Problem statement
Only the pictures are left out: repeat the rest of the entries exactly.

(Records from a collection)
^^^^^^^^

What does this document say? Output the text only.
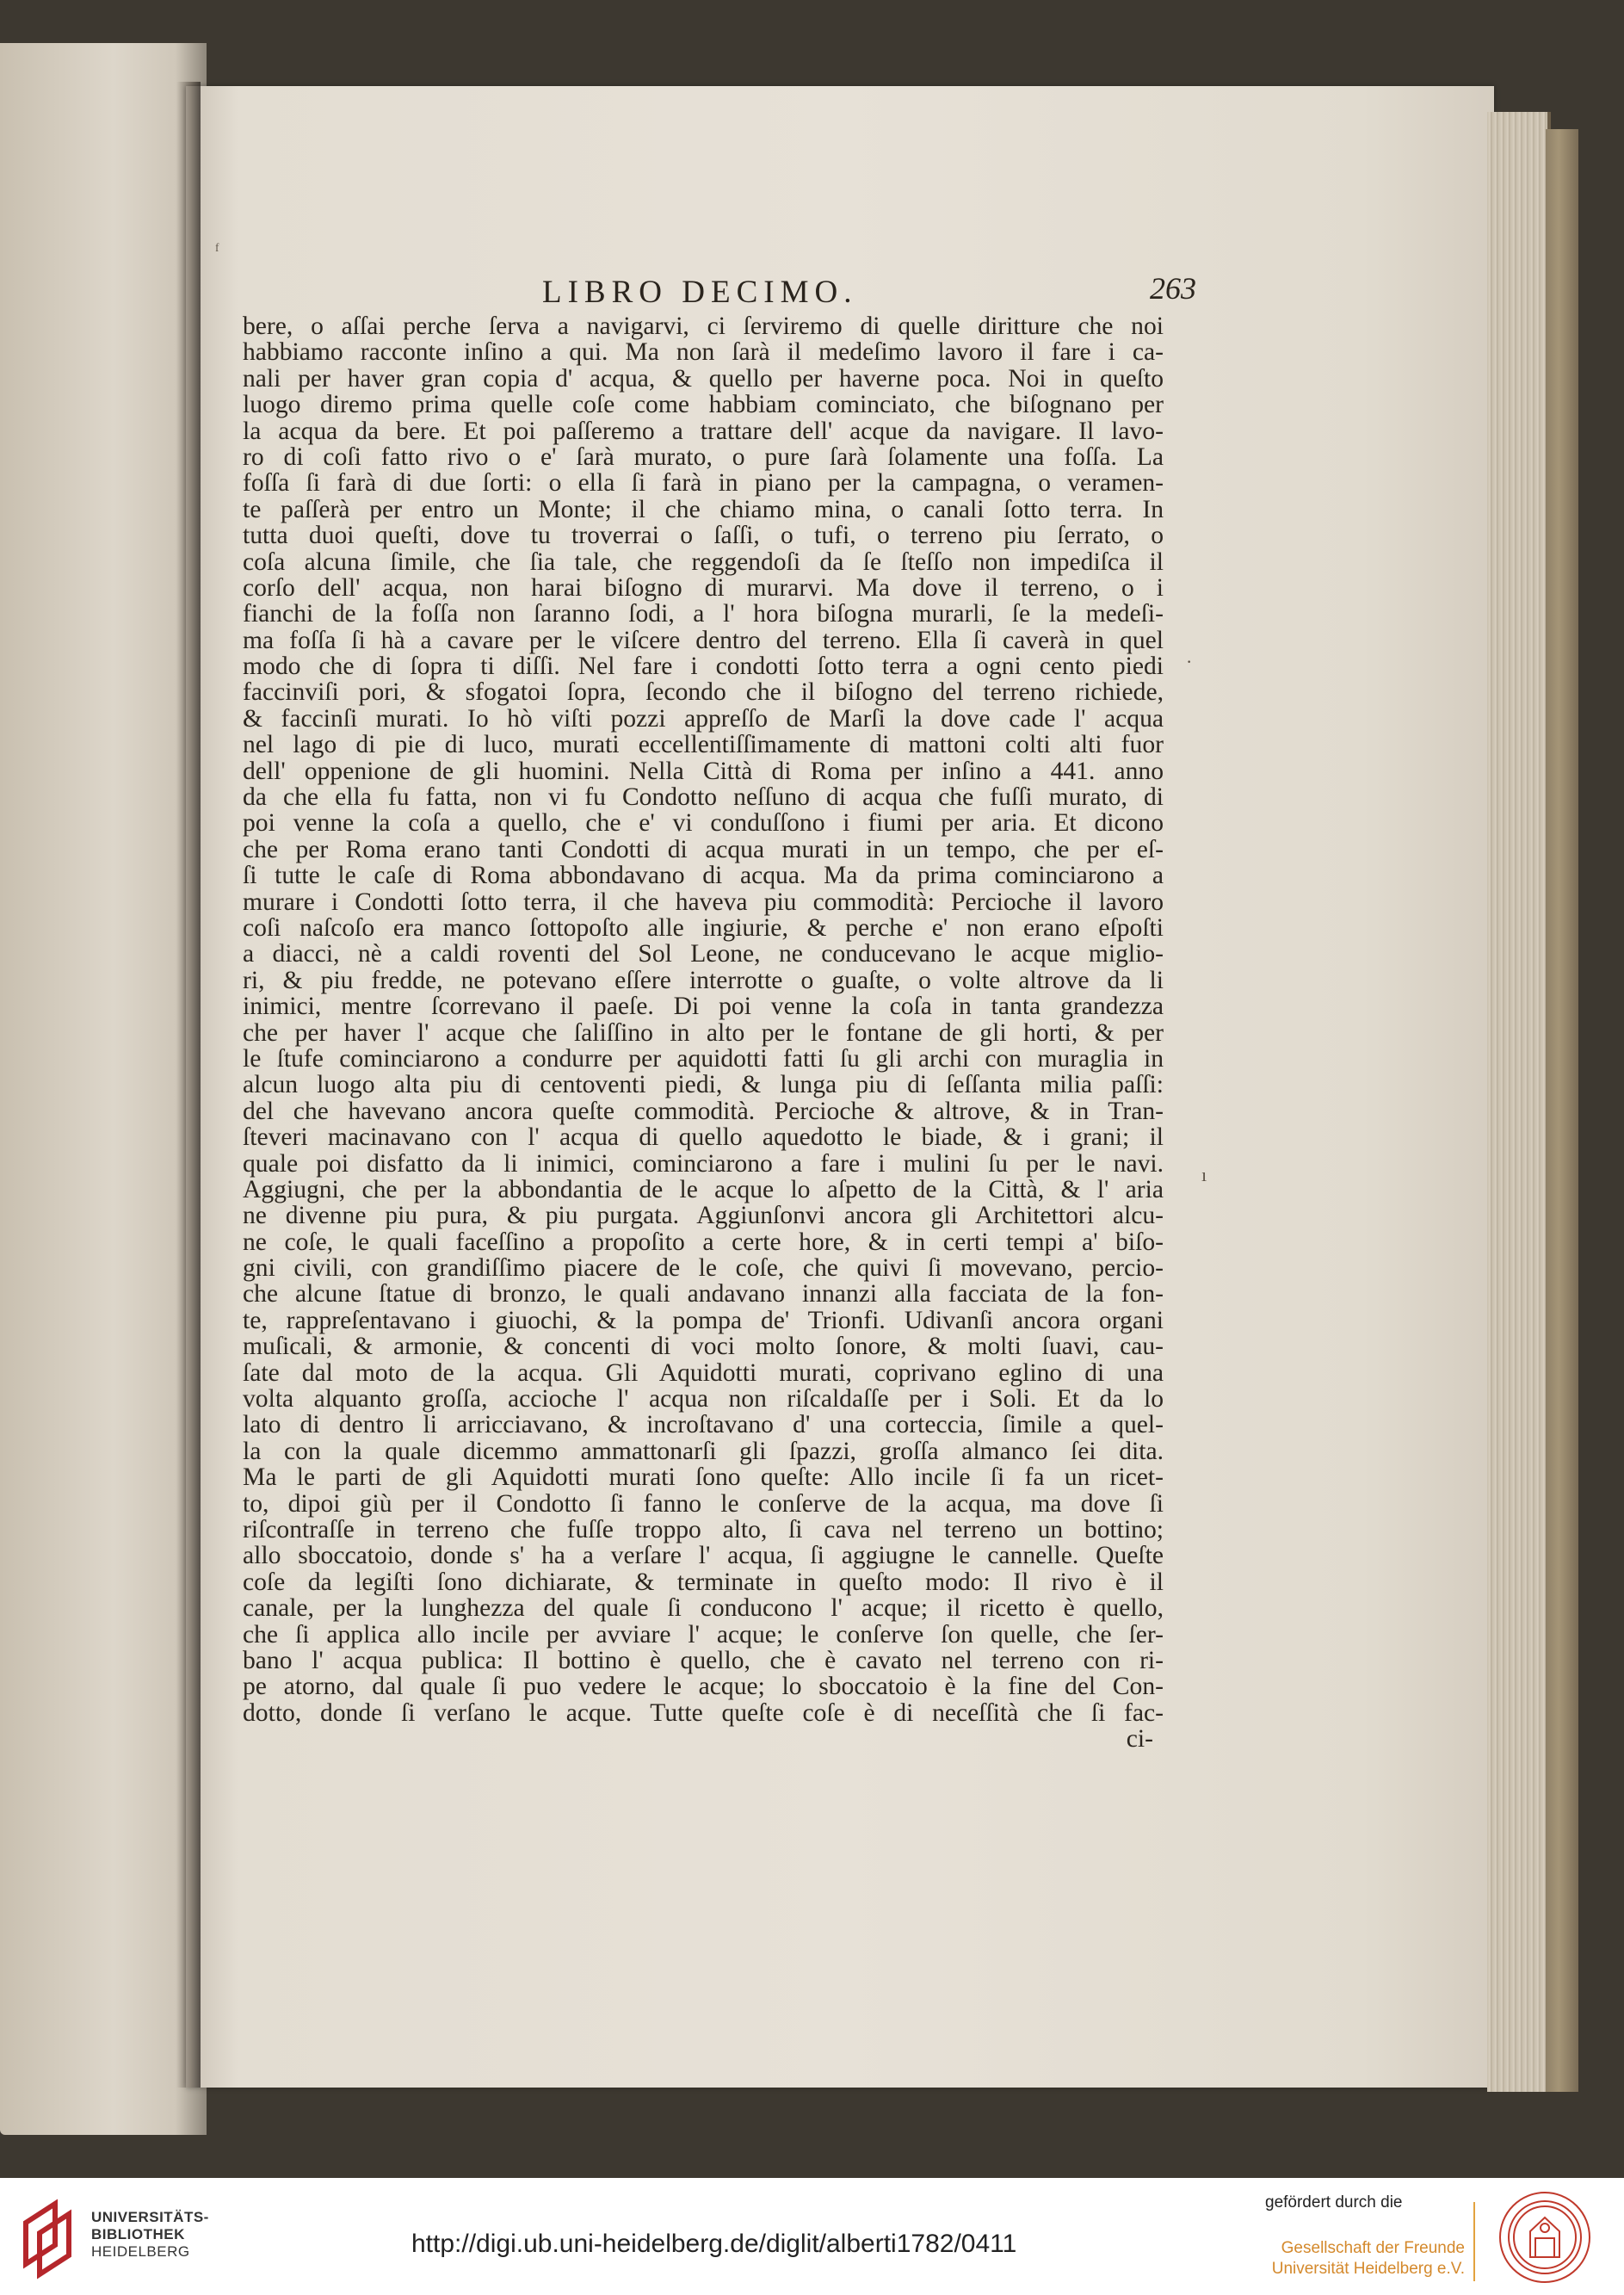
ᶠ
·
ı
LIBRO DECIMO.	263
bere, o aſſai perche ſerva a navigarvi, ci ſerviremo di quelle diritture che noi
habbiamo racconte inſino a qui. Ma non ſarà il medeſimo lavoro il fare i ca-
nali per haver gran copia d' acqua, & quello per haverne poca. Noi in queſto
luogo diremo prima quelle coſe come habbiam cominciato, che biſognano per
la acqua da bere. Et poi paſſeremo a trattare dell' acque da navigare. Il lavo-
ro di coſi fatto rivo o e' ſarà murato, o pure ſarà ſolamente una foſſa. La
foſſa ſi farà di due ſorti: o ella ſi farà in piano per la campagna, o veramen-
te paſſerà per entro un Monte; il che chiamo mina, o canali ſotto terra. In
tutta duoi queſti, dove tu troverrai o ſaſſi, o tufi, o terreno piu ſerrato, o
coſa alcuna ſimile, che ſia tale, che reggendoſi da ſe ſteſſo non impediſca il
corſo dell' acqua, non harai biſogno di murarvi. Ma dove il terreno, o i
fianchi de la foſſa non ſaranno ſodi, a l' hora biſogna murarli, ſe la medeſi-
ma foſſa ſi hà a cavare per le viſcere dentro del terreno. Ella ſi caverà in quel
modo che di ſopra ti diſſi. Nel fare i condotti ſotto terra a ogni cento piedi
faccinviſi pori, & sfogatoi ſopra, ſecondo che il biſogno del terreno richiede,
& faccinſi murati. Io hò viſti pozzi appreſſo de Marſi la dove cade l' acqua
nel lago di pie di luco, murati eccellentiſſimamente di mattoni colti alti fuor
dell' oppenione de gli huomini. Nella Città di Roma per inſino a 441. anno
da che ella fu fatta, non vi fu Condotto neſſuno di acqua che fuſſi murato, di
poi venne la coſa a quello, che e' vi conduſſono i fiumi per aria. Et dicono
che per Roma erano tanti Condotti di acqua murati in un tempo, che per eſ-
ſi tutte le caſe di Roma abbondavano di acqua. Ma da prima cominciarono a
murare i Condotti ſotto terra, il che haveva piu commodità: Percioche il lavoro
coſi naſcoſo era manco ſottopoſto alle ingiurie, & perche e' non erano eſpoſti
a diacci, nè a caldi roventi del Sol Leone, ne conducevano le acque miglio-
ri, & piu fredde, ne potevano eſſere interrotte o guaſte, o volte altrove da li
inimici, mentre ſcorrevano il paeſe. Di poi venne la coſa in tanta grandezza
che per haver l' acque che ſaliſſino in alto per le fontane de gli horti, & per
le ſtufe cominciarono a condurre per aquidotti fatti ſu gli archi con muraglia in
alcun luogo alta piu di centoventi piedi, & lunga piu di ſeſſanta milia paſſi:
del che havevano ancora queſte commodità. Percioche & altrove, & in Tran-
ſteveri macinavano con l' acqua di quello aquedotto le biade, & i grani; il
quale poi disfatto da li inimici, cominciarono a fare i mulini ſu per le navi.
Aggiugni, che per la abbondantia de le acque lo aſpetto de la Città, & l' aria
ne divenne piu pura, & piu purgata. Aggiunſonvi ancora gli Architettori alcu-
ne coſe, le quali faceſſino a propoſito a certe hore, & in certi tempi a' biſo-
gni civili, con grandiſſimo piacere de le coſe, che quivi ſi movevano, percio-
che alcune ſtatue di bronzo, le quali andavano innanzi alla facciata de la fon-
te, rappreſentavano i giuochi, & la pompa de' Trionfi. Udivanſi ancora organi
muſicali, & armonie, & concenti di voci molto ſonore, & molti ſuavi, cau-
ſate dal moto de la acqua. Gli Aquidotti murati, coprivano eglino di una
volta alquanto groſſa, accioche l' acqua non riſcaldaſſe per i Soli. Et da lo
lato di dentro li arricciavano, & incroſtavano d' una corteccia, ſimile a quel-
la con la quale dicemmo ammattonarſi gli ſpazzi, groſſa almanco ſei dita.
Ma le parti de gli Aquidotti murati ſono queſte: Allo incile ſi fa un ricet-
to, dipoi giù per il Condotto ſi fanno le conſerve de la acqua, ma dove ſi
riſcontraſſe in terreno che fuſſe troppo alto, ſi cava nel terreno un bottino;
allo sboccatoio, donde s' ha a verſare l' acqua, ſi aggiugne le cannelle. Queſte
coſe da legiſti ſono dichiarate, & terminate in queſto modo: Il rivo è il
canale, per la lunghezza del quale ſi conducono l' acque; il ricetto è quello,
che ſi applica allo incile per avviare l' acque; le conſerve ſon quelle, che ſer-
bano l' acqua publica: Il bottino è quello, che è cavato nel terreno con ri-
pe atorno, dal quale ſi puo vedere le acque; lo sboccatoio è la fine del Con-
dotto, donde ſi verſano le acque. Tutte queſte coſe è di neceſſità che ſi fac-
ci-
UNIVERSITÄTS-
BIBLIOTHEK
HEIDELBERG	http://digi.ub.uni-heidelberg.de/diglit/alberti1782/0411
gefördert durch die
Gesellschaft der Freunde
Universität Heidelberg e.V.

^^^^^^^^

In response
What does this document say? Output the text only.
ᶠ
·
ı
LIBRO DECIMO.	263
bere, o aſſai perche ſerva a navigarvi, ci ſerviremo di quelle diritture che noi
habbiamo racconte inſino a qui. Ma non ſarà il medeſimo lavoro il fare i ca-
nali per haver gran copia d' acqua, & quello per haverne poca. Noi in queſto
luogo diremo prima quelle coſe come habbiam cominciato, che biſognano per
la acqua da bere. Et poi paſſeremo a trattare dell' acque da navigare. Il lavo-
ro di coſi fatto rivo o e' ſarà murato, o pure ſarà ſolamente una foſſa. La
foſſa ſi farà di due ſorti: o ella ſi farà in piano per la campagna, o veramen-
te paſſerà per entro un Monte; il che chiamo mina, o canali ſotto terra. In
tutta duoi queſti, dove tu troverrai o ſaſſi, o tufi, o terreno piu ſerrato, o
coſa alcuna ſimile, che ſia tale, che reggendoſi da ſe ſteſſo non impediſca il
corſo dell' acqua, non harai biſogno di murarvi. Ma dove il terreno, o i
fianchi de la foſſa non ſaranno ſodi, a l' hora biſogna murarli, ſe la medeſi-
ma foſſa ſi hà a cavare per le viſcere dentro del terreno. Ella ſi caverà in quel
modo che di ſopra ti diſſi. Nel fare i condotti ſotto terra a ogni cento piedi
faccinviſi pori, & sfogatoi ſopra, ſecondo che il biſogno del terreno richiede,
& faccinſi murati. Io hò viſti pozzi appreſſo de Marſi la dove cade l' acqua
nel lago di pie di luco, murati eccellentiſſimamente di mattoni colti alti fuor
dell' oppenione de gli huomini. Nella Città di Roma per inſino a 441. anno
da che ella fu fatta, non vi fu Condotto neſſuno di acqua che fuſſi murato, di
poi venne la coſa a quello, che e' vi conduſſono i fiumi per aria. Et dicono
che per Roma erano tanti Condotti di acqua murati in un tempo, che per eſ-
ſi tutte le caſe di Roma abbondavano di acqua. Ma da prima cominciarono a
murare i Condotti ſotto terra, il che haveva piu commodità: Percioche il lavoro
coſi naſcoſo era manco ſottopoſto alle ingiurie, & perche e' non erano eſpoſti
a diacci, nè a caldi roventi del Sol Leone, ne conducevano le acque miglio-
ri, & piu fredde, ne potevano eſſere interrotte o guaſte, o volte altrove da li
inimici, mentre ſcorrevano il paeſe. Di poi venne la coſa in tanta grandezza
che per haver l' acque che ſaliſſino in alto per le fontane de gli horti, & per
le ſtufe cominciarono a condurre per aquidotti fatti ſu gli archi con muraglia in
alcun luogo alta piu di centoventi piedi, & lunga piu di ſeſſanta milia paſſi:
del che havevano ancora queſte commodità. Percioche & altrove, & in Tran-
ſteveri macinavano con l' acqua di quello aquedotto le biade, & i grani; il
quale poi disfatto da li inimici, cominciarono a fare i mulini ſu per le navi.
Aggiugni, che per la abbondantia de le acque lo aſpetto de la Città, & l' aria
ne divenne piu pura, & piu purgata. Aggiunſonvi ancora gli Architettori alcu-
ne coſe, le quali faceſſino a propoſito a certe hore, & in certi tempi a' biſo-
gni civili, con grandiſſimo piacere de le coſe, che quivi ſi movevano, percio-
che alcune ſtatue di bronzo, le quali andavano innanzi alla facciata de la fon-
te, rappreſentavano i giuochi, & la pompa de' Trionfi. Udivanſi ancora organi
muſicali, & armonie, & concenti di voci molto ſonore, & molti ſuavi, cau-
ſate dal moto de la acqua. Gli Aquidotti murati, coprivano eglino di una
volta alquanto groſſa, accioche l' acqua non riſcaldaſſe per i Soli. Et da lo
lato di dentro li arricciavano, & incroſtavano d' una corteccia, ſimile a quel-
la con la quale dicemmo ammattonarſi gli ſpazzi, groſſa almanco ſei dita.
Ma le parti de gli Aquidotti murati ſono queſte: Allo incile ſi fa un ricet-
to, dipoi giù per il Condotto ſi fanno le conſerve de la acqua, ma dove ſi
riſcontraſſe in terreno che fuſſe troppo alto, ſi cava nel terreno un bottino;
allo sboccatoio, donde s' ha a verſare l' acqua, ſi aggiugne le cannelle. Queſte
coſe da legiſti ſono dichiarate, & terminate in queſto modo: Il rivo è il
canale, per la lunghezza del quale ſi conducono l' acque; il ricetto è quello,
che ſi applica allo incile per avviare l' acque; le conſerve ſon quelle, che ſer-
bano l' acqua publica: Il bottino è quello, che è cavato nel terreno con ri-
pe atorno, dal quale ſi puo vedere le acque; lo sboccatoio è la fine del Con-
dotto, donde ſi verſano le acque. Tutte queſte coſe è di neceſſità che ſi fac-
ci-
UNIVERSITÄTS-
BIBLIOTHEK
HEIDELBERG	http://digi.ub.uni-heidelberg.de/diglit/alberti1782/0411
gefördert durch die
Gesellschaft der Freunde
Universität Heidelberg e.V.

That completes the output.